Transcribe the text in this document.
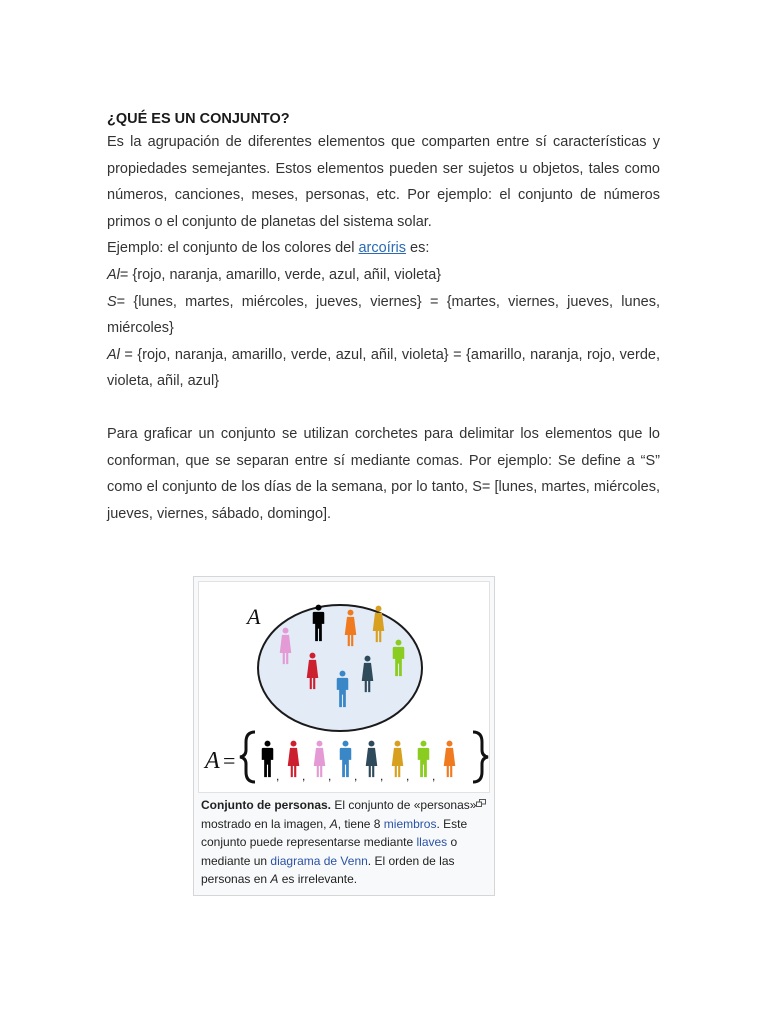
¿QUÉ ES UN CONJUNTO?

Es la agrupación de diferentes elementos que comparten entre sí características y propiedades semejantes. Estos elementos pueden ser sujetos u objetos, tales como números, canciones, meses, personas, etc. Por ejemplo: el conjunto de números primos o el conjunto de planetas del sistema solar.

Ejemplo: el conjunto de los colores del arcoíris es:

Al= {rojo, naranja, amarillo, verde, azul, añil, violeta}

S= {lunes, martes, miércoles, jueves, viernes} = {martes, viernes, jueves, lunes, miércoles}

Al = {rojo, naranja, amarillo, verde, azul, añil, violeta} = {amarillo, naranja, rojo, verde, violeta, añil, azul}

Para graficar un conjunto se utilizan corchetes para delimitar los elementos que lo conforman, que se separan entre sí mediante comas. Por ejemplo: Se define a “S” como el conjunto de los días de la semana, por lo tanto, S= [lunes, martes, miércoles, jueves, viernes, sábado, domingo].

A
A =
, , , , , , ,
Conjunto de personas. El conjunto de «personas» mostrado en la imagen, A, tiene 8 miembros. Este conjunto puede representarse mediante llaves o mediante un diagrama de Venn. El orden de las personas en A es irrelevante.
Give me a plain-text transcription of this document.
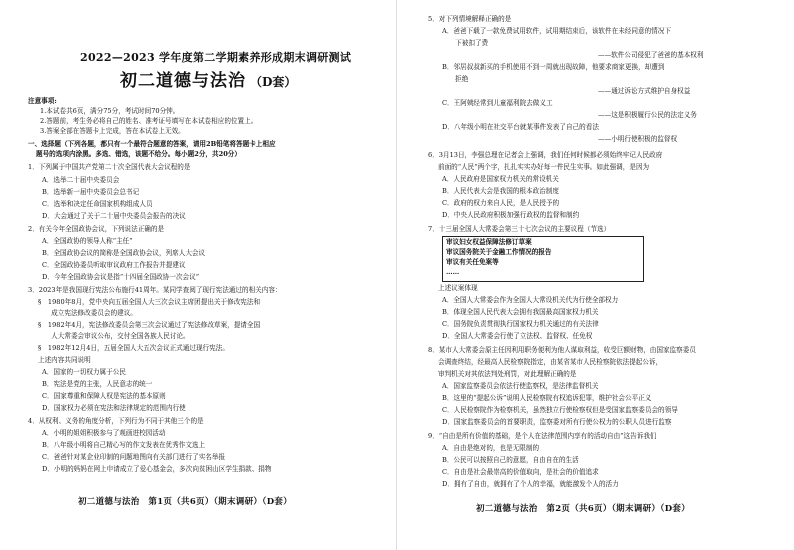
2022—2023 学年度第二学期素养形成期末调研测试
初二道德与法治 （D套）
注意事项:
1.本试卷共6页，满分75分，考试时间70分钟。
2.答题前，考生务必将自己的姓名、准考证号填写在本试卷相应的位置上。
3.答案全部在答题卡上完成，答在本试卷上无效。
一、选择题（下列各题，都只有一个最符合题意的答案，请用2B铅笔将答题卡上相应
题号的选项内涂黑。多选、错选，该题不给分。每小题2分，共20分）
1．下列属于中国共产党第二十次全国代表大会议程的是
A．选举二十届中央委员会
B．选举新一届中央委员会总书记
C．选举和决定任命国家机构组成人员
D．大会通过了关于二十届中央委员会报告的决议
2．有关今年全国政协会议，下列说法正确的是
A．全国政协的领导人称“主任”
B．全国政协会议的简称是全国政协会议，列席人大会议
C．全国政协委员听取审议政府工作报告并提建议
D．今年全国政协会议是指“十四届全国政协一次会议”
3．2023年是我国现行宪法公布施行41周年。某同学查阅了现行宪法通过的相关内容：
§　1980年8月，党中央向五届全国人大三次会议主席团提出关于修改宪法和
　　成立宪法修改委员会的建议。
§　1982年4月，宪法修改委员会第三次会议通过了宪法修改草案，提请全国
　　人大常委会审议公布，交付全国各族人民讨论。
§　1982年12月4日，五届全国人大五次会议正式通过现行宪法。
上述内容共同说明
A．国家的一切权力属于公民
B．宪法是党的主张，人民意志的统一
C．国家尊重和保障人权是宪法的基本原则
D．国家权力必须在宪法和法律规定的范围内行使
4．从权利、义务的角度分析，下列行为不同于其他三个的是
A．小明的姐姐积极参与了观画进校园活动
B．八年级小明将自己精心写的作文发表在优秀作文选上
C．爸爸针对某企业印制的问题地图向有关部门进行了实名举报
D．小明的妈妈在网上申请成立了爱心基金会，多次向贫困山区学生捐款、捐物
初二道德与法治　第1页（共6页）（期末调研）（D套）
5．对下列情境解释正确的是
A．爸爸下载了一款免费试用软件，试用期结束后，该软件在未经同意的情况下
　　下被扣了费
——软件公司侵犯了爸爸的基本权利
B．邻居叔叔新买的手机使用不到一周就出现故障，他要求商家更换，却遭到
　　拒绝
——通过诉讼方式维护自身权益
C．王阿姨经常到儿童福利院去做义工
——这是积极履行公民的法定义务
D．八年级小明在社交平台就某事件发表了自己的看法
——小明行使积极的监督权
6．3月13日，李强总理在记者会上强调，我们任何时候都必须始终牢记人民政府
前面的“人民”两个字，扎扎实实办好每一件民生实事。如此强调，是因为
A．人民政府是国家权力机关的常设机关
B．人民代表大会是我国的根本政治制度
C．政府的权力来自人民，是人民授予的
D．中央人民政府积极加强行政权的监督和制约
7．十三届全国人大常委会第三十七次会议的主要议程（节选）
审议妇女权益保障法修订草案
审议国务院关于金融工作情况的报告
审议有关任免案等
……
上述议案体现
A．全国人大常委会作为全国人大常设机关代为行使全部权力
B．体现全国人民代表大会拥有我国最高国家权力机关
C．国务院负责贯彻执行国家权力机关通过的有关法律
D．全国人大常委会行使了立法权、监督权、任免权
8．某市人大常委会原主任因利用职务便利为他人谋取利益，收受巨额财物，由国家监察委员
会调查终结，经最高人民检察院指定，由某省某市人民检察院依法提起公诉，
审判机关对其依法判处刑罚，对此理解正确的是
A．国家监察委员会依法行使监察权，是法律监督机关
B．这里的“提起公诉”说明人民检察院有权追诉犯罪，维护社会公平正义
C．人民检察院作为检察机关，虽然独立行使检察权但是受国家监察委员会的领导
D．国家监察委员会的首要职责，监察委对所有行使公权力的公职人员进行监察
9．“自由是所有价值的基础，是个人在法律范围内享有的活动自由”这告诉我们
A．自由是绝对的，也是无限制的
B．公民可以按照自己的意愿，自由自在的生活
C．自由是社会最崇高的价值取向，是社会的价值追求
D．拥有了自由，就拥有了个人的幸福，就能激发个人的活力
初二道德与法治　第2页（共6页）（期末调研）（D套）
○ ○ ○
State how many lines include the string "lunes". Give no other information.

Output of the task:
2